*** Material supplied

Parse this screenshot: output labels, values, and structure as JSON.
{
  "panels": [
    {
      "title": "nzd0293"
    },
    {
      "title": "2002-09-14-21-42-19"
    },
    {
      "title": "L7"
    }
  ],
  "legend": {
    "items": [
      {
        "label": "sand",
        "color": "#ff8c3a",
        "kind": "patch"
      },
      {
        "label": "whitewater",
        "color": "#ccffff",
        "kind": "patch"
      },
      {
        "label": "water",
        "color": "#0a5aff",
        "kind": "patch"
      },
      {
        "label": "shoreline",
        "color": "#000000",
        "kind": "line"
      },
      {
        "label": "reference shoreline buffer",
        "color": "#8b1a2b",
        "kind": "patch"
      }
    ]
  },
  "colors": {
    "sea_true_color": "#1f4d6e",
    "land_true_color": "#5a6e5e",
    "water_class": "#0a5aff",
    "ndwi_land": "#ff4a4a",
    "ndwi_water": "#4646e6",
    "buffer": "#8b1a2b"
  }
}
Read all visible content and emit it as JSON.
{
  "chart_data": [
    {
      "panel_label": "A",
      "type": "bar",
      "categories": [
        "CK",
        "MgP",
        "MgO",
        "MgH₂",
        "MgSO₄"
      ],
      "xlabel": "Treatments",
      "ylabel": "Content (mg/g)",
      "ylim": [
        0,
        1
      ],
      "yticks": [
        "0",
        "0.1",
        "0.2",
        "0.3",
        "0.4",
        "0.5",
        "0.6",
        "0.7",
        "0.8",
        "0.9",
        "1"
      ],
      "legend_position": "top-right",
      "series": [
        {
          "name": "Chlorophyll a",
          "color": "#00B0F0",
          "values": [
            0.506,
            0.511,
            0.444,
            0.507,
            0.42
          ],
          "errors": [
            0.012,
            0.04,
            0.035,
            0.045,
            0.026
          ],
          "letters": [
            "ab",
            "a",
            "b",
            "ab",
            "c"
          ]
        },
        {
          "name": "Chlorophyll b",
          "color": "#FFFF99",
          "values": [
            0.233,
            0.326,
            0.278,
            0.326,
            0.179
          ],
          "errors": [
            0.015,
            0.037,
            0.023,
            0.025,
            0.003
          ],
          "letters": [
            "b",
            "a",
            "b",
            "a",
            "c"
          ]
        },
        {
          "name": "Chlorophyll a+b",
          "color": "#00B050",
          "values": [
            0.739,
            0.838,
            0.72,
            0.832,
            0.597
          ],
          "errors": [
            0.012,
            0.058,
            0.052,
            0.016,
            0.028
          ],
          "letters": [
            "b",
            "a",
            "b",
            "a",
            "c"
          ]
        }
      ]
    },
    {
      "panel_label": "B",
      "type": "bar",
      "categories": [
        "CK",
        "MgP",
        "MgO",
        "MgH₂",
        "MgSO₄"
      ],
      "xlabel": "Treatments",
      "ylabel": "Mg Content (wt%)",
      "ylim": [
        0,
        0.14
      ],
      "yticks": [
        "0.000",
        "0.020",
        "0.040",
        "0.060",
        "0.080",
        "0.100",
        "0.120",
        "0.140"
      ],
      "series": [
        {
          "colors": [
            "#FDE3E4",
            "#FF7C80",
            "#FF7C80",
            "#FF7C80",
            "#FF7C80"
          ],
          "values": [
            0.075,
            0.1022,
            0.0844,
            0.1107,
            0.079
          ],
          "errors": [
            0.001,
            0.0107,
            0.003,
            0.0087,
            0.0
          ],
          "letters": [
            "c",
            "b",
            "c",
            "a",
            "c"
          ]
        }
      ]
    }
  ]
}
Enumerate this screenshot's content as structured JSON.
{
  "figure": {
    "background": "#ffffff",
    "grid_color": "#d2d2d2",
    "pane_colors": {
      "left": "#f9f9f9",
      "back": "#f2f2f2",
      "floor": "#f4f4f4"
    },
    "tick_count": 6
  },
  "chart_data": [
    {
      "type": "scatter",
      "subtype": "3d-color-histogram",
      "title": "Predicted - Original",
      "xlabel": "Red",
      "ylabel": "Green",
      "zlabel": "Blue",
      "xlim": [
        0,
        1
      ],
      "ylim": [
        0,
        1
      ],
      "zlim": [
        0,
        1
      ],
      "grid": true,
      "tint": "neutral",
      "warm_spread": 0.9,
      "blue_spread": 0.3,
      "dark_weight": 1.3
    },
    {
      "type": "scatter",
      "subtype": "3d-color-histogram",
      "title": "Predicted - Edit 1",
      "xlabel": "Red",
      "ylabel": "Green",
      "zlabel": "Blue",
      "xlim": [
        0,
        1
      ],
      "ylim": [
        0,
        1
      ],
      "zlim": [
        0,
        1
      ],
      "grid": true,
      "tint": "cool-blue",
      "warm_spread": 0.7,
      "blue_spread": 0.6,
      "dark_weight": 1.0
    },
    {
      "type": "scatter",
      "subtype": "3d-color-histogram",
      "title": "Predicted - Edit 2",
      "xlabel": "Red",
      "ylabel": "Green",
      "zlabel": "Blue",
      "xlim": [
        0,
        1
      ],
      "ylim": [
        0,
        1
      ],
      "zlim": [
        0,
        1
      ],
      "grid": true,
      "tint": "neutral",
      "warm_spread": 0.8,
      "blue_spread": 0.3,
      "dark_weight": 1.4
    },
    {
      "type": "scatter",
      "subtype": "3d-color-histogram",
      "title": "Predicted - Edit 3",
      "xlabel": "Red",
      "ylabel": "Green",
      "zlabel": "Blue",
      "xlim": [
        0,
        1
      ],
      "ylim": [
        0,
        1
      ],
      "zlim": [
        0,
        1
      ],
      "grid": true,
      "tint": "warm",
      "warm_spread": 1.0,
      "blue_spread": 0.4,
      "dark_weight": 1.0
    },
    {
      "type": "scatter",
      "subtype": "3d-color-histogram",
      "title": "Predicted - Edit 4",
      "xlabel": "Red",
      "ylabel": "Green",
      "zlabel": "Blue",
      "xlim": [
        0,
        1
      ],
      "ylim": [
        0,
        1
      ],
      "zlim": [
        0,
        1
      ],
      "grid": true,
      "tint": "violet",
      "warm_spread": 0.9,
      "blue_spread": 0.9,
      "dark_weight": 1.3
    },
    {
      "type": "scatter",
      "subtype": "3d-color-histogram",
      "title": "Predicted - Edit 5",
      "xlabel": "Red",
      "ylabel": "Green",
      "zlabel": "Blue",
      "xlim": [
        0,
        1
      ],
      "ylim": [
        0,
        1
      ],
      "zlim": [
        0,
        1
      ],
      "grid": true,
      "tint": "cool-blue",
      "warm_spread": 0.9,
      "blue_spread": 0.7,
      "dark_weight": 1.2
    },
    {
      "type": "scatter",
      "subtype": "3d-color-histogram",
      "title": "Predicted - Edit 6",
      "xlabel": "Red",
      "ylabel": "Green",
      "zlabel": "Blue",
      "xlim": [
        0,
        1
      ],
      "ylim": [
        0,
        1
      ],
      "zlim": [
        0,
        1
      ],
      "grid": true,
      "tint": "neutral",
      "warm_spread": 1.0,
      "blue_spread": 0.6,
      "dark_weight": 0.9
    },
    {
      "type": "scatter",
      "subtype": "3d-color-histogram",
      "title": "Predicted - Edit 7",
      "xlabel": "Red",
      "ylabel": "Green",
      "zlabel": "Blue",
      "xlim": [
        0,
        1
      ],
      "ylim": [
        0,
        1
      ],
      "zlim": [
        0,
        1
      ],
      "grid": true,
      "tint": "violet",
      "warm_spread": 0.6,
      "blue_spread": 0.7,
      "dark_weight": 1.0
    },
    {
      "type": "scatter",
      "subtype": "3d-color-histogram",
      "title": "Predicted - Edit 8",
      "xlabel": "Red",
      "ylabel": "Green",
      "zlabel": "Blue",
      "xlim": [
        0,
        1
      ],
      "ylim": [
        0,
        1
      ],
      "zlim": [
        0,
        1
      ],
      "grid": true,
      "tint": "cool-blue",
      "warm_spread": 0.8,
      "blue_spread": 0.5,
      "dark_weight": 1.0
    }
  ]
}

******

**Exercise prompt**
Lines containing the word "shoreline" must all be returned from the material above.

**Task response**
        "label": "shoreline",
        "label": "reference shoreline buffer",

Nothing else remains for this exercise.